■ Request
Below are entries; tally how many lines hold the string "others" and answer with only that figure.

(Collected data entries)
+--
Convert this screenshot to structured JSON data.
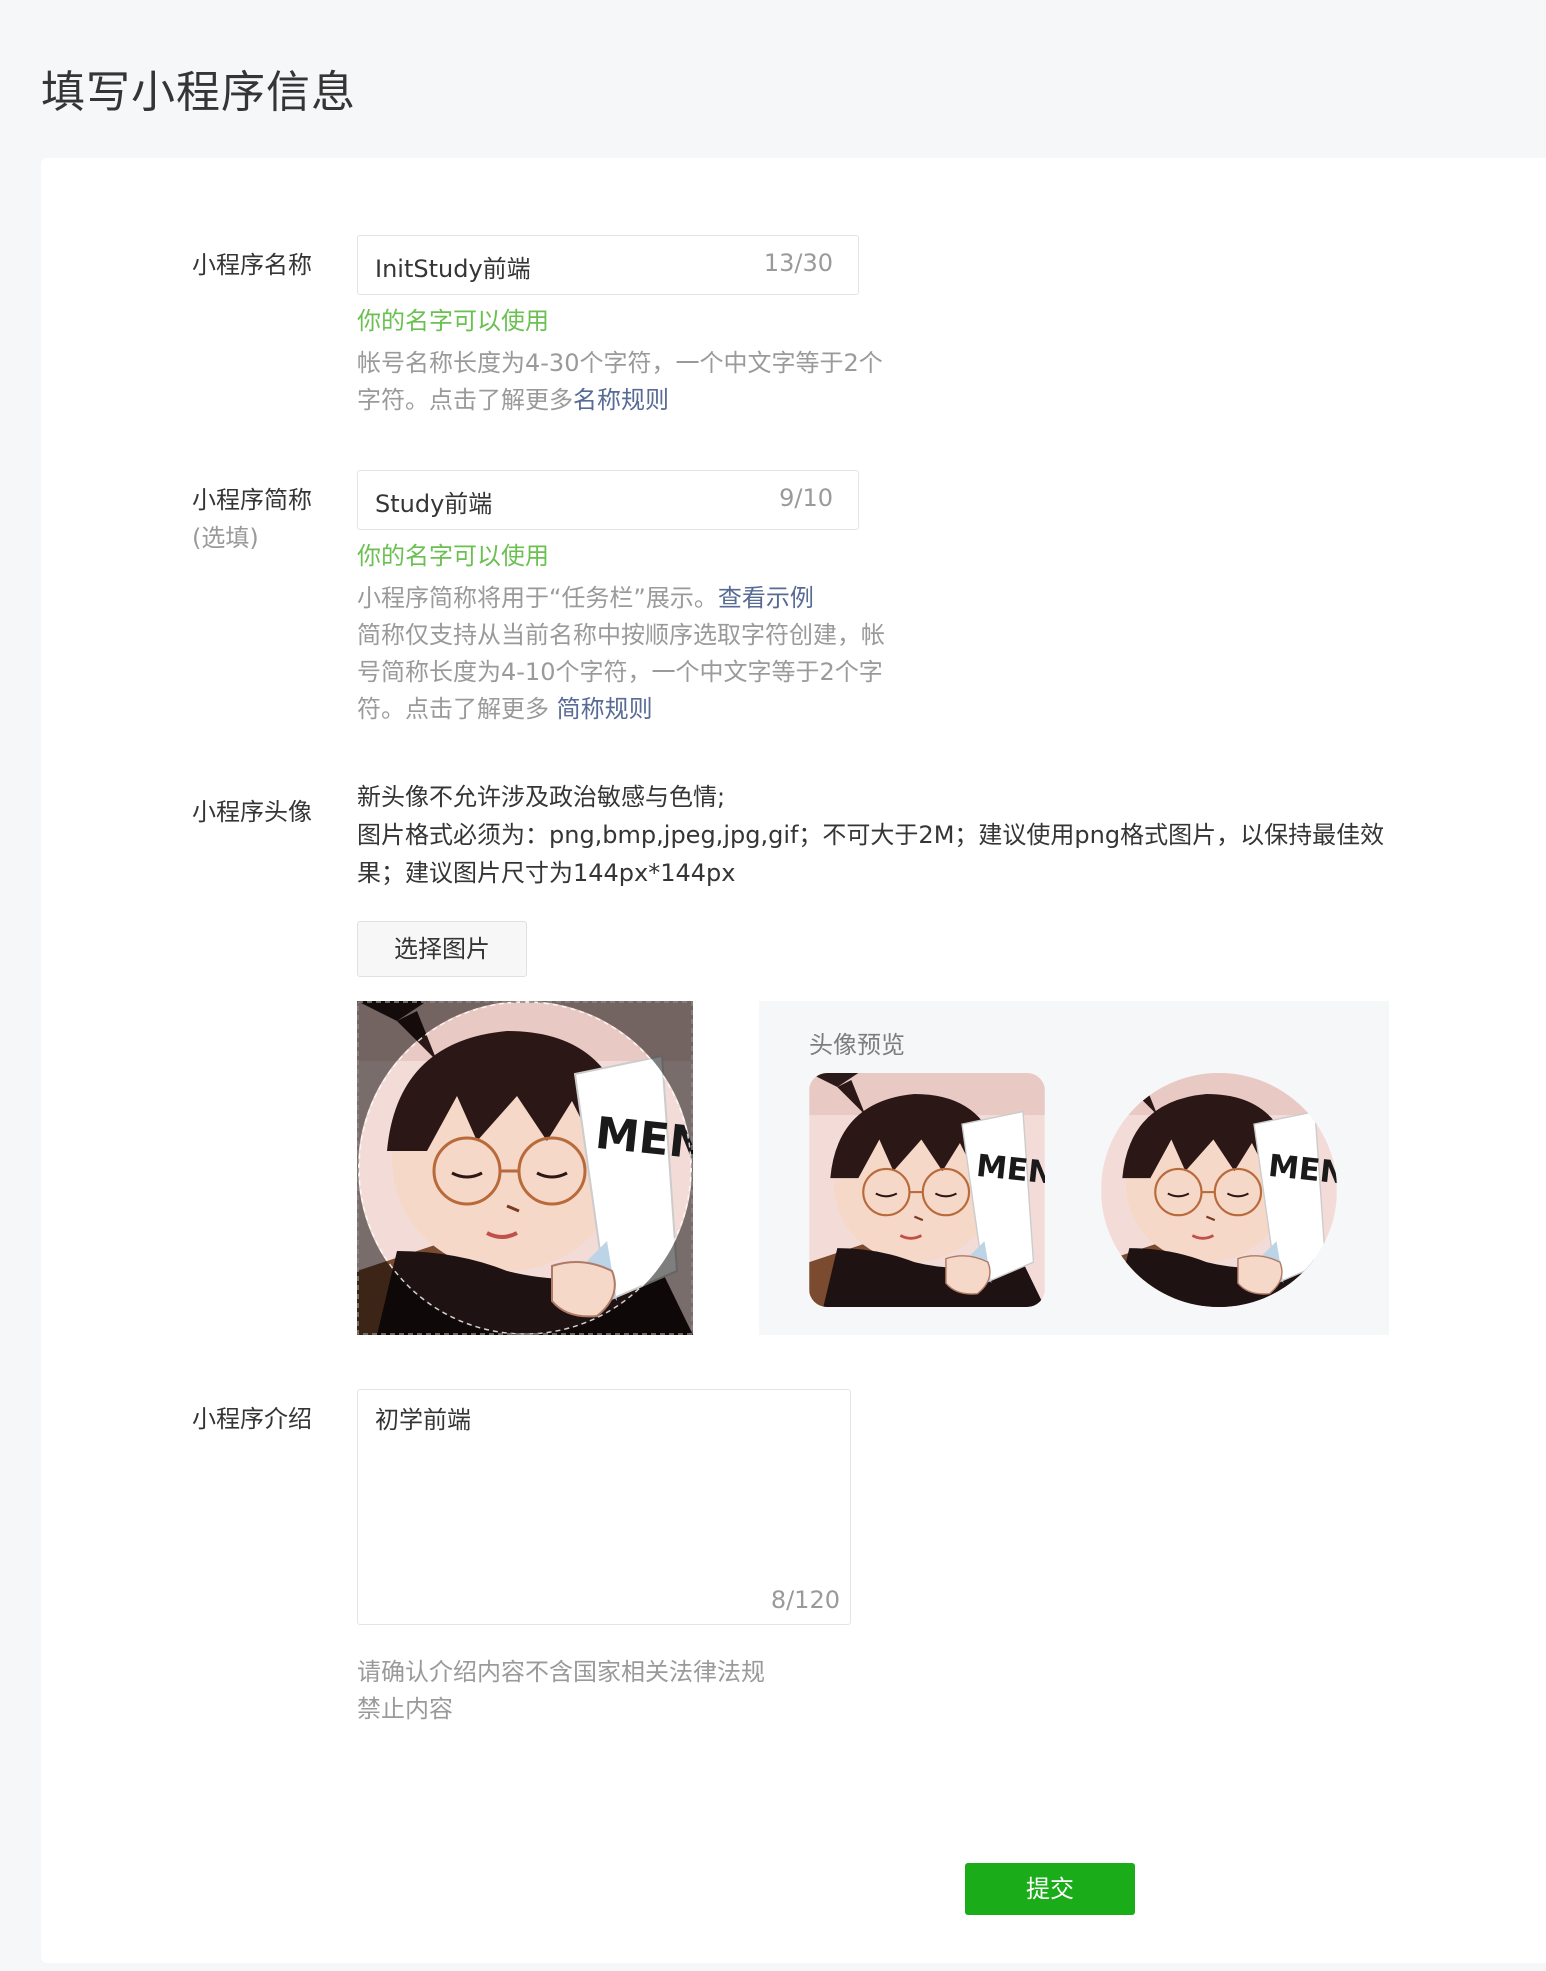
{
  "page": {
    "title": "填写小程序信息"
  },
  "name_field": {
    "label": "小程序名称",
    "value": "InitStudy前端",
    "counter": "13/30",
    "status": "你的名字可以使用",
    "hint_text": "帐号名称长度为4-30个字符，一个中文字等于2个字符。点击了解更多",
    "hint_link": "名称规则"
  },
  "short_name_field": {
    "label": "小程序简称",
    "label_sub": "(选填)",
    "value": "Study前端",
    "counter": "9/10",
    "status": "你的名字可以使用",
    "hint_line1": "小程序简称将用于“任务栏”展示。",
    "hint_link1": "查看示例",
    "hint_line2": "简称仅支持从当前名称中按顺序选取字符创建，帐号简称长度为4-10个字符，一个中文字等于2个字符。点击了解更多 ",
    "hint_link2": "简称规则"
  },
  "avatar_field": {
    "label": "小程序头像",
    "desc_line1": "新头像不允许涉及政治敏感与色情;",
    "desc_line2": "图片格式必须为：png,bmp,jpeg,jpg,gif；不可大于2M；建议使用png格式图片，以保持最佳效果；建议图片尺寸为144px*144px",
    "select_button": "选择图片",
    "preview_title": "头像预览",
    "menu_text": "MENU"
  },
  "intro_field": {
    "label": "小程序介绍",
    "value": "初学前端",
    "counter": "8/120",
    "hint_line1": "请确认介绍内容不含国家相关法律法规",
    "hint_line2": "禁止内容"
  },
  "submit_button": "提交"
}
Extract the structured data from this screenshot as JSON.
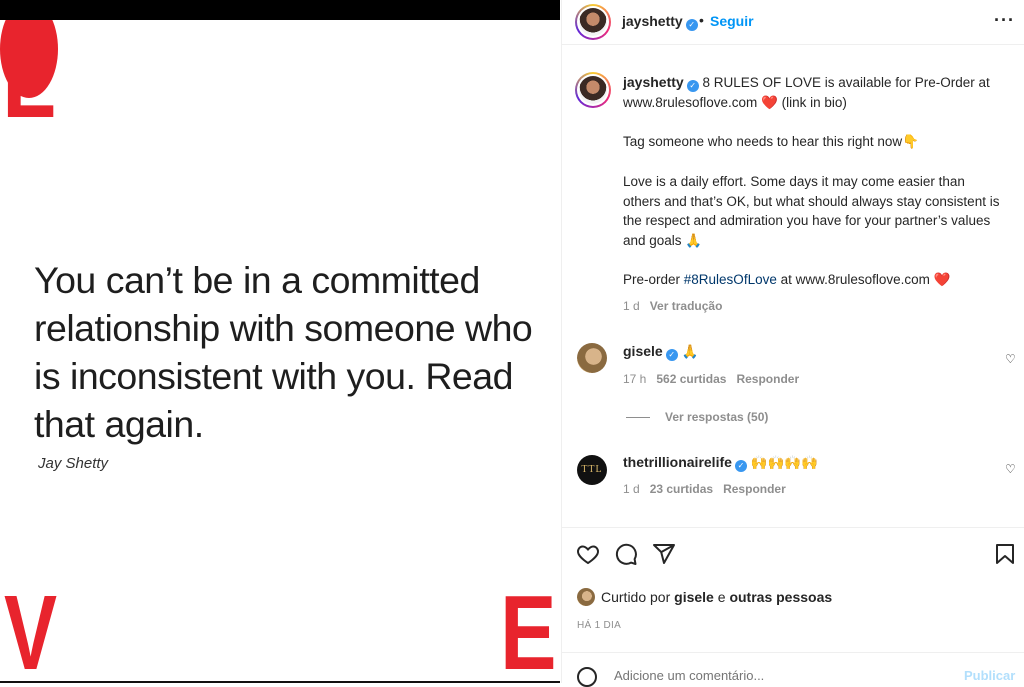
{
  "post_image": {
    "letters": [
      "L",
      "V",
      "E"
    ],
    "quote": "You can’t be in a committed relationship with someone who is inconsistent with you. Read that again.",
    "author": "Jay Shetty"
  },
  "header": {
    "username": "jayshetty",
    "dot": "•",
    "follow_label": "Seguir",
    "more_label": "···"
  },
  "caption": {
    "username": "jayshetty",
    "line1": " 8 RULES OF LOVE is available for Pre-Order at www.8rulesoflove.com ❤️ (link in bio)",
    "line2": "Tag someone who needs to hear this right now👇",
    "line3": "Love is a daily effort. Some days it may come easier than others and that’s OK, but what should always stay consistent is the respect and admiration you have for your partner’s values and goals 🙏",
    "line4_prefix": "Pre-order ",
    "hashtag": "#8RulesOfLove",
    "line4_suffix": " at www.8rulesoflove.com ❤️",
    "time": "1 d",
    "translate": "Ver tradução"
  },
  "comments": [
    {
      "username": "gisele",
      "text": " 🙏",
      "time": "17 h",
      "likes": "562 curtidas",
      "reply": "Responder",
      "view_replies": "Ver respostas (50)"
    },
    {
      "username": "thetrillionairelife",
      "avatar_text": "TTL",
      "text": " 🙌🙌🙌🙌",
      "time": "1 d",
      "likes": "23 curtidas",
      "reply": "Responder"
    }
  ],
  "likes": {
    "prefix": "Curtido por ",
    "user": "gisele",
    "middle": " e ",
    "others": "outras pessoas"
  },
  "time_ago": "HÁ 1 DIA",
  "comment_box": {
    "placeholder": "Adicione um comentário...",
    "post_label": "Publicar"
  },
  "colors": {
    "accent_red": "#e8242d",
    "link_blue": "#0095f6"
  }
}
+--
■ The response
2